Return only the number of lines holding the word "JSON".

[Records that describe figures]
● ● ● ●
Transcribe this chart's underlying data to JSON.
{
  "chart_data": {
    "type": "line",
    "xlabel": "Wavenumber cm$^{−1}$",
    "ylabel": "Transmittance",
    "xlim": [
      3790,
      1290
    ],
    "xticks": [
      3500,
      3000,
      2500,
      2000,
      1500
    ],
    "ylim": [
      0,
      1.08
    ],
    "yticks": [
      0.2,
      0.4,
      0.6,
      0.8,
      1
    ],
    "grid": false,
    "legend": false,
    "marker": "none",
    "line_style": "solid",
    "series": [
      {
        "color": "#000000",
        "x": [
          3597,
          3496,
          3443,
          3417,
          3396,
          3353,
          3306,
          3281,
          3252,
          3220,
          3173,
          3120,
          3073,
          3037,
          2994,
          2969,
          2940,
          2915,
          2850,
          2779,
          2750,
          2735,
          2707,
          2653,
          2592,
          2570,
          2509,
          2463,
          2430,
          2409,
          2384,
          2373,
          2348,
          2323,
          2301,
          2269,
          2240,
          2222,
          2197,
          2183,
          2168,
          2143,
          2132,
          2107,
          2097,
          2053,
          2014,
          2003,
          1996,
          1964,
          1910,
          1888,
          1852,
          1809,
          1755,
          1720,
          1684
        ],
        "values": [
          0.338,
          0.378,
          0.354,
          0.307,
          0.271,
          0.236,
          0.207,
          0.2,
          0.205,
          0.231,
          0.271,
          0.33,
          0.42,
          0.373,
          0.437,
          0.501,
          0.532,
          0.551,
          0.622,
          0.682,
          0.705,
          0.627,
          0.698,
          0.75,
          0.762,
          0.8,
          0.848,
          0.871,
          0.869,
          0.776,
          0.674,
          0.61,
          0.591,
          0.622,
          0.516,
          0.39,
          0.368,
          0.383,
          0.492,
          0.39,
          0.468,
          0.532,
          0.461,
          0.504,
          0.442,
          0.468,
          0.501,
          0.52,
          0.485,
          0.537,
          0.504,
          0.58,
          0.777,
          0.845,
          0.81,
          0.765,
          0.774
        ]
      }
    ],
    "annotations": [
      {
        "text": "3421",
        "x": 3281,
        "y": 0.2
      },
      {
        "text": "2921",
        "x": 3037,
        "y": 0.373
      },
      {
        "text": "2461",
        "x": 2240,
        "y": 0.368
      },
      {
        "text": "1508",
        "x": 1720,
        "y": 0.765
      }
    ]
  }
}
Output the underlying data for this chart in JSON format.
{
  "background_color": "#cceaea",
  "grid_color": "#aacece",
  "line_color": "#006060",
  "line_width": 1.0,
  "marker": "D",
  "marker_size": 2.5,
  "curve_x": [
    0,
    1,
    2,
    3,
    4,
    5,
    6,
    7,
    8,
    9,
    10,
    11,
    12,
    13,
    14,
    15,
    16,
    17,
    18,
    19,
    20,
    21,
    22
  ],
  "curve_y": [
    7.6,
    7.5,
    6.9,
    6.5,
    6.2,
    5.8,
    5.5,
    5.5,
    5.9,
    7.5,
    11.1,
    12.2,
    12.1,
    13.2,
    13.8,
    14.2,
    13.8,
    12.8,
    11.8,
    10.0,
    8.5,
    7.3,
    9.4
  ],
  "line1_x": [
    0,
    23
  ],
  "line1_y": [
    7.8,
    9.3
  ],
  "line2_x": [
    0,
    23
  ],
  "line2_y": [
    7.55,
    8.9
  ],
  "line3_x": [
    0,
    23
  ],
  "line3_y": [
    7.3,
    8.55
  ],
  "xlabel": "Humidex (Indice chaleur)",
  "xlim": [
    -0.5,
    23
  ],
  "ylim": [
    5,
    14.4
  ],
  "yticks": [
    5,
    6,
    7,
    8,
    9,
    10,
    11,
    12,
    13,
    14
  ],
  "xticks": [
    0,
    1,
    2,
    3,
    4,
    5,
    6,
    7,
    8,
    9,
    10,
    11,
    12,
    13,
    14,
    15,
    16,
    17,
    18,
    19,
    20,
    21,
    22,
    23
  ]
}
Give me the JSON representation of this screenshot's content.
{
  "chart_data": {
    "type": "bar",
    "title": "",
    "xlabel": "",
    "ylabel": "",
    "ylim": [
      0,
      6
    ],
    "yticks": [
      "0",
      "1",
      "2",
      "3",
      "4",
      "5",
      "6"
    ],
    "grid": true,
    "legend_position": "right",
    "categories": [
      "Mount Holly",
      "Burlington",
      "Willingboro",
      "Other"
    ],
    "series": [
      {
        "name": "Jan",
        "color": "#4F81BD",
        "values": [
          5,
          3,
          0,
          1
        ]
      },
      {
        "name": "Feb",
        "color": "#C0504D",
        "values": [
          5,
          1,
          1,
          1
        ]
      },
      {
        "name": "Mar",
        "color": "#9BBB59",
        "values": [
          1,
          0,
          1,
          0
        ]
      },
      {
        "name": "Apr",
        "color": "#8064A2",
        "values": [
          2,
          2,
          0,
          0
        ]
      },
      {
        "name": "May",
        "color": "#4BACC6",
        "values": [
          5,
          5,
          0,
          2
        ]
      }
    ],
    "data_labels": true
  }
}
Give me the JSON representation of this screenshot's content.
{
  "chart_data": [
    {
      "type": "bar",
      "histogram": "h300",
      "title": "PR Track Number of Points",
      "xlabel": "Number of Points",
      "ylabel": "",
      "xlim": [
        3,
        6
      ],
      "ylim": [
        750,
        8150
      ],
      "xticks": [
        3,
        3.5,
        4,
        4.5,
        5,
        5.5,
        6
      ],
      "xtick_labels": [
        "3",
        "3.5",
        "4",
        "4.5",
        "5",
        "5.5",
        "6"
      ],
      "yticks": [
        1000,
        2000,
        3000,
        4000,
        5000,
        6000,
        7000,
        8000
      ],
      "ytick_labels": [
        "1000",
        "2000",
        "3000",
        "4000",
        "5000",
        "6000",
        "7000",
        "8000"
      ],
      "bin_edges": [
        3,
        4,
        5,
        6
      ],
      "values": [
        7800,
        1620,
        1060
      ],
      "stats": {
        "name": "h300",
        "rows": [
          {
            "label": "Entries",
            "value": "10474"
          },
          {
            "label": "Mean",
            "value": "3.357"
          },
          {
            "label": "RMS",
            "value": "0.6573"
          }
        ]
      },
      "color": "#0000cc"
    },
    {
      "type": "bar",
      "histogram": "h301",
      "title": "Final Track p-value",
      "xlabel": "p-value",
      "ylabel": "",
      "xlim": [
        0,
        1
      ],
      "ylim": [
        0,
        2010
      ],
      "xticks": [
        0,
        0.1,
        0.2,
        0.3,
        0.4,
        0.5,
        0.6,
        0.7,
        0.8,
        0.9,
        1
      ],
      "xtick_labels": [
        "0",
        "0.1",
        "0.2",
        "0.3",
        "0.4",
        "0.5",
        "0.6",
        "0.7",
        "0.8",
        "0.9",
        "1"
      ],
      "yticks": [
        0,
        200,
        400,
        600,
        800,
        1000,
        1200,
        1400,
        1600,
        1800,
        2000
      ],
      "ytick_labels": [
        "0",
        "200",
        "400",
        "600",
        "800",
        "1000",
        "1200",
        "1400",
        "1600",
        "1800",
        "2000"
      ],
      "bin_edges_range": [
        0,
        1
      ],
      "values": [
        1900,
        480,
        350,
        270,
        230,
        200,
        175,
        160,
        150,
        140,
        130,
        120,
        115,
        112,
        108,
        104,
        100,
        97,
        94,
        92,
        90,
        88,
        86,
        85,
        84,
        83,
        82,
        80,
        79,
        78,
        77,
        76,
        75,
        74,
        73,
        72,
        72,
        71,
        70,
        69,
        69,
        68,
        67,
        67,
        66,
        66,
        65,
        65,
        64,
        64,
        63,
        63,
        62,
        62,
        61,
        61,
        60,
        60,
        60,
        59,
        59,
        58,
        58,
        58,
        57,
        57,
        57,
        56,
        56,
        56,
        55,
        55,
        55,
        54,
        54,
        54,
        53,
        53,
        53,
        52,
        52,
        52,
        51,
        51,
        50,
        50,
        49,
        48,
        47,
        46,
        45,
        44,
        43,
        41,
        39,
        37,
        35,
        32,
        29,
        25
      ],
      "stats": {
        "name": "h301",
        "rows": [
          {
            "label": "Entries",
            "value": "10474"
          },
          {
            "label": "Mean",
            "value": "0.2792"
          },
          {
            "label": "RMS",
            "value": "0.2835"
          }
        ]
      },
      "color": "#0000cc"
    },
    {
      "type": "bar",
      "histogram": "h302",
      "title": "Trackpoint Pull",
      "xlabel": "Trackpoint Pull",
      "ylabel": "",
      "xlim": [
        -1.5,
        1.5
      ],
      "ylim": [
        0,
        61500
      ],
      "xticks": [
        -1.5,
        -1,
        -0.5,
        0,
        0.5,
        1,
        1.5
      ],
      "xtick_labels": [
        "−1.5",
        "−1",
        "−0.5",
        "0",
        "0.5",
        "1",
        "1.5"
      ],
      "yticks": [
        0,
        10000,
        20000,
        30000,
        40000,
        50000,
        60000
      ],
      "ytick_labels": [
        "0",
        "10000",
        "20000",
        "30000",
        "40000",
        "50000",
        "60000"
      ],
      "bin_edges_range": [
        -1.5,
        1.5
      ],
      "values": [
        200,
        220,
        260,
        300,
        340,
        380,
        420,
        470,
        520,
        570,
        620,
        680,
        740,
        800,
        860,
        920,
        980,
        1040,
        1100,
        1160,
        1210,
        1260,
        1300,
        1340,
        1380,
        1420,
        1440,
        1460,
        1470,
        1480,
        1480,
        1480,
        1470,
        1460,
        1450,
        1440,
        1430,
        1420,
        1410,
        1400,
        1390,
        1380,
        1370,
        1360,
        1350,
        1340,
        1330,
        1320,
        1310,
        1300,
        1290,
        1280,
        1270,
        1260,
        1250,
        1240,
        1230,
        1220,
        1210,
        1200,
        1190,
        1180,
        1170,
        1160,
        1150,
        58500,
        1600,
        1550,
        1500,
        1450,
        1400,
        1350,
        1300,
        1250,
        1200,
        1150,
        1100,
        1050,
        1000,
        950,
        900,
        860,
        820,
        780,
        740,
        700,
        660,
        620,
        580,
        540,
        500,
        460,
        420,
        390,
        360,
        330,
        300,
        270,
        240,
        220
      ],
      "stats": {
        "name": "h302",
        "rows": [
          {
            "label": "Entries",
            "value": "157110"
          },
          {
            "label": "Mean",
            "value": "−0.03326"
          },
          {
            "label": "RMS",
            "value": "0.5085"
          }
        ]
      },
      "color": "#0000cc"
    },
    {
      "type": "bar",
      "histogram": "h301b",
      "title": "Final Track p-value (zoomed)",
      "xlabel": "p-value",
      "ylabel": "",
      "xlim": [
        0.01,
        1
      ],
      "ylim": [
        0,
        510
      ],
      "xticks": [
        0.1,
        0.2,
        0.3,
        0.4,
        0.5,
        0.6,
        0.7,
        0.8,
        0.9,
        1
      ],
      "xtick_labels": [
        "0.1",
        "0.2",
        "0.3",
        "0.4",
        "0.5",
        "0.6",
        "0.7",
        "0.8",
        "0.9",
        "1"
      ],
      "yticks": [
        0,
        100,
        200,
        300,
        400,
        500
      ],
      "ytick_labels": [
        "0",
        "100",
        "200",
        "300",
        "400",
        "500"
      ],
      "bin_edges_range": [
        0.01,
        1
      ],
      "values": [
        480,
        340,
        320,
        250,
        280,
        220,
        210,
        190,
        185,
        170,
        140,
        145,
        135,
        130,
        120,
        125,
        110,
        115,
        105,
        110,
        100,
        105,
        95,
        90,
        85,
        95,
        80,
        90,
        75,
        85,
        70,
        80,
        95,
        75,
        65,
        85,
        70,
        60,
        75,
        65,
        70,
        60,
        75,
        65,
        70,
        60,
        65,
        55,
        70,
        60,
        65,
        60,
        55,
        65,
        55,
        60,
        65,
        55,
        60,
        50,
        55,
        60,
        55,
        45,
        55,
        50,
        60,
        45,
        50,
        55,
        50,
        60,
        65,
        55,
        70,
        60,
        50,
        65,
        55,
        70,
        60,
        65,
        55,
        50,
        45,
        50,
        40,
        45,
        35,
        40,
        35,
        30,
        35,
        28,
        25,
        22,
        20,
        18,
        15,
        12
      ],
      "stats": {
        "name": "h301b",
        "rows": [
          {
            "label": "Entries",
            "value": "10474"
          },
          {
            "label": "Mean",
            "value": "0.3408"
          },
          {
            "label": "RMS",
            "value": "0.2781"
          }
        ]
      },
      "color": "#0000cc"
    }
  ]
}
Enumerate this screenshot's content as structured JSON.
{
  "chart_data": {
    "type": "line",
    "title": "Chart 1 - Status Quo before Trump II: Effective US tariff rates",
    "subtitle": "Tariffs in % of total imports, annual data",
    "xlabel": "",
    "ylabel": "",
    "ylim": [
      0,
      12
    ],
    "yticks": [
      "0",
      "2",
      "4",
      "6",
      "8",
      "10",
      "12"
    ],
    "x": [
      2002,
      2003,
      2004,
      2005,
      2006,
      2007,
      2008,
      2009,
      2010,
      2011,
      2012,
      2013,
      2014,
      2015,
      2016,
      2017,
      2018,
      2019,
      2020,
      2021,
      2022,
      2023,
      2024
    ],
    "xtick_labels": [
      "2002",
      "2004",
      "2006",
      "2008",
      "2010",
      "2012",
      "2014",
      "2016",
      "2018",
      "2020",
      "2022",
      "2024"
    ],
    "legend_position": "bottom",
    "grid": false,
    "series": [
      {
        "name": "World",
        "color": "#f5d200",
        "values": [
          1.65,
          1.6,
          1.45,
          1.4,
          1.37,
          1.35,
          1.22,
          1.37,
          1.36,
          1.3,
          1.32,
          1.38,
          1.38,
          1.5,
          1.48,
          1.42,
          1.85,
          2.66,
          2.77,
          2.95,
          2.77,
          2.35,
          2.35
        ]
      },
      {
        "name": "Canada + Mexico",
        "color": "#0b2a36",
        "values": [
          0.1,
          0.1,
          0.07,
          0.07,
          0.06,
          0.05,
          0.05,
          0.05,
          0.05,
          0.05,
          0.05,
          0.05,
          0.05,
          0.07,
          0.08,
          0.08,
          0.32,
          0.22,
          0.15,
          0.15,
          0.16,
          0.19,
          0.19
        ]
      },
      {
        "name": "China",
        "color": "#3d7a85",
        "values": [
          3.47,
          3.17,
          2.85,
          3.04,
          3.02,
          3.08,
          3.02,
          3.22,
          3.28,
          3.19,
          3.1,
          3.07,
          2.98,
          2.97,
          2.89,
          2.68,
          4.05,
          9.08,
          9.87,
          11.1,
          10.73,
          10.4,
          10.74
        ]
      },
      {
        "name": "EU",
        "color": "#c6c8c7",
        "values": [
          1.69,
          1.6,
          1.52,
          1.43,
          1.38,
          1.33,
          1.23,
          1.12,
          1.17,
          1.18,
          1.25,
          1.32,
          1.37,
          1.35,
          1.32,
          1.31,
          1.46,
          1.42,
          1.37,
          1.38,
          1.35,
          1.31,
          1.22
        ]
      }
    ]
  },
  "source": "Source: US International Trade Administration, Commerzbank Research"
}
● ● ● ●
◆ **EXERCISE RESULT**
5